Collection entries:
--- BEGIN ---

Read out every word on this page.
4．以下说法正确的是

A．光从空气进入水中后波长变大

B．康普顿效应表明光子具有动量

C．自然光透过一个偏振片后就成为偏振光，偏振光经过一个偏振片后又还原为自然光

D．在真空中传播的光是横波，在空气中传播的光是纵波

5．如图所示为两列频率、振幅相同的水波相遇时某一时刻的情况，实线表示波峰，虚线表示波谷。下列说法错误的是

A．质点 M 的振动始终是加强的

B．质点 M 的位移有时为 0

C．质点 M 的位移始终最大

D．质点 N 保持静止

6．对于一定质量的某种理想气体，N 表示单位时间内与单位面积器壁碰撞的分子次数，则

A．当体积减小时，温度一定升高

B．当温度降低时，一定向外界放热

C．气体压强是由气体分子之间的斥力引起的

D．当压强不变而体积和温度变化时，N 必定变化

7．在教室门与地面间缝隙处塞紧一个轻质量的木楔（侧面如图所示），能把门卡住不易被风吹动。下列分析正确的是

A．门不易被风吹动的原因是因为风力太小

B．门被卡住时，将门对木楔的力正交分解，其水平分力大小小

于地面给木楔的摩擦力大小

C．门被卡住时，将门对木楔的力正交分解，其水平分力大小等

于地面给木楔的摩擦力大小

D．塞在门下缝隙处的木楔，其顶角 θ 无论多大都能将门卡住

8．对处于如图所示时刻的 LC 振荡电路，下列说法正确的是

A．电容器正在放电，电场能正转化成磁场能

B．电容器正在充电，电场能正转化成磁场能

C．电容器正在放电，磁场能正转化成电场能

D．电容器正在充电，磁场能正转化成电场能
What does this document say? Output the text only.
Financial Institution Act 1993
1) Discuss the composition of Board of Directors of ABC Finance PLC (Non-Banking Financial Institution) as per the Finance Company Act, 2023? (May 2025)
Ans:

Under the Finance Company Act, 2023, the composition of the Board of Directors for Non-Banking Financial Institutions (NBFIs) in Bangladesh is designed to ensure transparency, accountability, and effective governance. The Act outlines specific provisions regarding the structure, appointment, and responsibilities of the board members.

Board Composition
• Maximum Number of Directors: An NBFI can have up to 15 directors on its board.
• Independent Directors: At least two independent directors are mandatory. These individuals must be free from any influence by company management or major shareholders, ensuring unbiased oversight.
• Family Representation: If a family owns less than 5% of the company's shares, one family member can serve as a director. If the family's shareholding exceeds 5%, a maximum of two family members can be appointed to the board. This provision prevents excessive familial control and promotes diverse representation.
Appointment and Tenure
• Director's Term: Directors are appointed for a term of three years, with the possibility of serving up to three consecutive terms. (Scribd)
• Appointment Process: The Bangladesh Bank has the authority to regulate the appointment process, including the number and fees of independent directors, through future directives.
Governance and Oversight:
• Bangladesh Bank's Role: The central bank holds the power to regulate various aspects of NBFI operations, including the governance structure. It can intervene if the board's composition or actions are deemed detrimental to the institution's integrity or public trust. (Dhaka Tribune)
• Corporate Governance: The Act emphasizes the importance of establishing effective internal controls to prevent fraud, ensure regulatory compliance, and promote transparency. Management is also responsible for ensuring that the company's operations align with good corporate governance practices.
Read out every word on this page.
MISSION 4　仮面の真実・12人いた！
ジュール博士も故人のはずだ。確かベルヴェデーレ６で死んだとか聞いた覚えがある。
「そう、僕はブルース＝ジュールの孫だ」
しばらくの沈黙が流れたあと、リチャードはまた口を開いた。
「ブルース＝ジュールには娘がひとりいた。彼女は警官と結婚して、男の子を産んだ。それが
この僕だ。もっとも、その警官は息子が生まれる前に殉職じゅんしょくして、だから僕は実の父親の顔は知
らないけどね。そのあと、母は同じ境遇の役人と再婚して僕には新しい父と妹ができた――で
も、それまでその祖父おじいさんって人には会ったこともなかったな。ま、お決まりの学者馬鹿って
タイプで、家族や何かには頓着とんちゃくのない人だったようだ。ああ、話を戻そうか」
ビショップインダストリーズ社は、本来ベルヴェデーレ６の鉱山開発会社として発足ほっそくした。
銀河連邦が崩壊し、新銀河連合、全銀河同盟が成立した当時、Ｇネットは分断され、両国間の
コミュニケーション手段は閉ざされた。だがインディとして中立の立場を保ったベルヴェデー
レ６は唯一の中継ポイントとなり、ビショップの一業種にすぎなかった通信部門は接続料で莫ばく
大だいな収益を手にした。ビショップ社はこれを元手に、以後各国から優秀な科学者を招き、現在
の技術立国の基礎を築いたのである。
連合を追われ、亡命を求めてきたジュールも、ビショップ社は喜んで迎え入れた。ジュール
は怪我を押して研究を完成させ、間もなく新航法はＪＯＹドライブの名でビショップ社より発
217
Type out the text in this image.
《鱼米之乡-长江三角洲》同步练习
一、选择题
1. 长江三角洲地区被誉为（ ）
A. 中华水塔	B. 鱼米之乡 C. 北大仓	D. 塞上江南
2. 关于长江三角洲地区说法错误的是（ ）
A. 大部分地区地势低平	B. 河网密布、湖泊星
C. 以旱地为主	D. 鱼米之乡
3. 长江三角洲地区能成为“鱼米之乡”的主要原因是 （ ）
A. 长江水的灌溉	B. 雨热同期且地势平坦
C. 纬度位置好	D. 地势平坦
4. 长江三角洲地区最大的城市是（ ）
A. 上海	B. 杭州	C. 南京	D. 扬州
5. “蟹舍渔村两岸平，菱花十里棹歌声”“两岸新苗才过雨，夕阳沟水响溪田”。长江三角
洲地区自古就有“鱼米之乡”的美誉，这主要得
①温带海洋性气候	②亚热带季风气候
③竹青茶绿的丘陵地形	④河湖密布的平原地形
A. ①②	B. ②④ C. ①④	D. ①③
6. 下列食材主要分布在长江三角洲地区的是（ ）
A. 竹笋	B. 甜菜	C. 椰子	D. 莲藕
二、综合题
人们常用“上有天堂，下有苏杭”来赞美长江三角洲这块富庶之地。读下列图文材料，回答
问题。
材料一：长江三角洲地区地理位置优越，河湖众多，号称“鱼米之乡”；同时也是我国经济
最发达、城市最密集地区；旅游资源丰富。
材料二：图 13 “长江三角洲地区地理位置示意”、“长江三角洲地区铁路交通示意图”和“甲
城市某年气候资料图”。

--- END ---

• _AIM OF THE TASK_
Return all lines of the material above in which the word "text" occurs.

• _SOLVED PROBLEM_
What does this document say? Output the text only.
Type out the text in this image.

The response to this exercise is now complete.